### PROBLEMS TO SOLVE
1: Answer these from the tractor-trade forum thread below, one line each:
(a) What model year is the 8N in the proposed trade?
(b) What attachment came with the 8N when it was bought, and is it included in the trade?
(c) According to the final reply, what does a Super A have at the rear, and what does it lack?
2: Carry the tractor-trade forum thread below further by writing the next reply after its last post.

### SOURCE PASSAGE
START

# Don't know what to do?



## Tau44 (Dec 7, 2003)

I have a friend that wants to trade me a Farmall Super A for a 1952 8N? I like Farmall's but I also like my 8N? Any suggestions. Both tractors need some work?

Thanks,

Tau44


----------



## Ingersoll444 (Sep 17, 2003)

Thats a tough one. What are you planing to use them for? Any attachments for eather?


----------



## Tau44 (Dec 7, 2003)

I bought the 8N and it came with a bushhog. The bush hog is not part of the trade. I wanted it to just play with. Maybe cut the grass up around my building, push snow and etc. Play with mainly.

Thanks,

Tau

Does the Super A have a PTO? Does it have a lift arms in the back. I saw the tractor but don't remember.....


----------



## jodyand (Sep 16, 2003)

I think all the attachments are mid mounted someone correct me if I'm wrong. The 8N is going to be a bigger tractor don't know if thats what you want or not. But i don't think the bush hog will work with the super a and all the ones i have seen have belly mowers. Now someone here was looking for a kit for a rear PTO i think you can convert them.


----------



## parts man (Sep 24, 2003)

A super A has rear PTO, but no 3PT Hitch. You'll want to keep the N for the bush hog, but maybe you can keep the N and buy the A!

END

### RECORDS SUPPLIED
START

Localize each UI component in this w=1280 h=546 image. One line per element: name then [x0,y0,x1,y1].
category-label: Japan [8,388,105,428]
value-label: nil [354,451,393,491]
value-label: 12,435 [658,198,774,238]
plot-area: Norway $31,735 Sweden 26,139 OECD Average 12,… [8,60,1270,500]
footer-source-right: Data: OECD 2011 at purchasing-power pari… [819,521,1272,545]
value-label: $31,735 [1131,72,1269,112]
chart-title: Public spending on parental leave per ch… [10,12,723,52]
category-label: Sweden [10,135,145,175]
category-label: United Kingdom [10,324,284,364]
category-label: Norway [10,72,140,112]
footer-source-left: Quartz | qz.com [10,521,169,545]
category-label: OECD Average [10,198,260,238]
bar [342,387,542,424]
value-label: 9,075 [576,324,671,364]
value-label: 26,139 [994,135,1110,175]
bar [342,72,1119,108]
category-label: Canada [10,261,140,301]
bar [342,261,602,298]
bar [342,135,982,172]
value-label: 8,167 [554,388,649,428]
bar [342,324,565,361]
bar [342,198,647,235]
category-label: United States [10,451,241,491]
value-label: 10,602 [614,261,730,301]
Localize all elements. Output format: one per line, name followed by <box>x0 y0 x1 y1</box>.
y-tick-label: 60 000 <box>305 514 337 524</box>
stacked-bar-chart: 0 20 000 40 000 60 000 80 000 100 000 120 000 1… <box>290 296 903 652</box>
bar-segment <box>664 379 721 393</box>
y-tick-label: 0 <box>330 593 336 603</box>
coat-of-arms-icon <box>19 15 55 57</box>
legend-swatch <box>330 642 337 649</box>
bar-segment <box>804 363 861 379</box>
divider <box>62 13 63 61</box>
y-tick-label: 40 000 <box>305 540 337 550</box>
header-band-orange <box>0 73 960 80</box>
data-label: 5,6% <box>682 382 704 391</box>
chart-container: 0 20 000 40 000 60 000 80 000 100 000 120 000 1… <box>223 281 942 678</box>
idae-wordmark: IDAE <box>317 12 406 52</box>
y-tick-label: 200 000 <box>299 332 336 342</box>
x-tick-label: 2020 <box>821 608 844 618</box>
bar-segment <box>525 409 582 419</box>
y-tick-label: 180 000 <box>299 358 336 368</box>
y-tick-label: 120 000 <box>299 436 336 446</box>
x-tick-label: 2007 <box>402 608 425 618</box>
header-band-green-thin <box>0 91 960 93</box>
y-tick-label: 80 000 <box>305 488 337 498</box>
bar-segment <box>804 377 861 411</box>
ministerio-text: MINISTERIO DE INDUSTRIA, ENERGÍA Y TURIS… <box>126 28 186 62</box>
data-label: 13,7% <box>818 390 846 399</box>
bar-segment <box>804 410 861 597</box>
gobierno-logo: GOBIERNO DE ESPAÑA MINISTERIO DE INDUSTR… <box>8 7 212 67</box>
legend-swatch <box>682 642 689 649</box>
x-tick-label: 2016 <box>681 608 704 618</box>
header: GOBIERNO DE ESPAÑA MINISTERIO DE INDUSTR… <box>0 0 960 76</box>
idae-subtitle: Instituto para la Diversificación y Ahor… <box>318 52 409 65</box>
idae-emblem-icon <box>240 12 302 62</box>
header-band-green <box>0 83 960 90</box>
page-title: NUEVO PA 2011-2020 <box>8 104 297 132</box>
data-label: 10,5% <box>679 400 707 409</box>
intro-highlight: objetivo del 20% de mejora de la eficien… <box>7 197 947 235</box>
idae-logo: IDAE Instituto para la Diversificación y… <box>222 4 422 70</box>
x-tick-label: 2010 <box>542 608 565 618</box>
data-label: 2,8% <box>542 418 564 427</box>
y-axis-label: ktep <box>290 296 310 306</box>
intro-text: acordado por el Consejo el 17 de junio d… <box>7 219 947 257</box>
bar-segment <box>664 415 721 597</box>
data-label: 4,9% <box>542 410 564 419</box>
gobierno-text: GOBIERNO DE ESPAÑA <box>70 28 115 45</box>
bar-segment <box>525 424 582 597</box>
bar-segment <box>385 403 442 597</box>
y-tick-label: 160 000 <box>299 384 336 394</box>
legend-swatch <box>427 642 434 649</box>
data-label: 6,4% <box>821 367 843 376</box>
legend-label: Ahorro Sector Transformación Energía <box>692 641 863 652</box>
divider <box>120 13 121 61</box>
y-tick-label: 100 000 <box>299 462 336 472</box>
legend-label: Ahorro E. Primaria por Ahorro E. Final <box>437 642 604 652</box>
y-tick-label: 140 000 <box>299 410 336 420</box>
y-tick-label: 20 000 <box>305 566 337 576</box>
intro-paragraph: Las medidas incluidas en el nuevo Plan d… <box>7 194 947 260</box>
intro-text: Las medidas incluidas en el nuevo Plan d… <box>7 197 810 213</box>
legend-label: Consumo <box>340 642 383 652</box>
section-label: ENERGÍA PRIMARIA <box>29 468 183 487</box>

END

### RESPONSES
1:
(a) 1952
(b) A bush hog came with it, and it is not part of the trade.
(c) It has a rear PTO but no 3PT hitch.

2:
----------



## mcloud (May 24, 2004)

In this area you couldnt trade two as a b and a h for a decent 8n Ive got a nice little 2n and it amazes me what people will pay for them. Their nice tractors but for just a little more you can get a nice jubilee or even a 2000


----------



## Tau44 (Dec 7, 2003)

I think I am going to keep the 8N. I am looking at a CUB with a woods mower to play with. I figure in the long run the 8N is going to be more valuable then the A. People seem to want to pay more. Although I am kind of partial to red.

Tau


----------



## parts man (Sep 24, 2003)

An A is a fine tractor, but in my area at least, the Cub is much easier to find implements for! I think the A is a far superior tractor (some would argue ), but still runnning after 50+ years on that Cub, you can't argue with performance like that!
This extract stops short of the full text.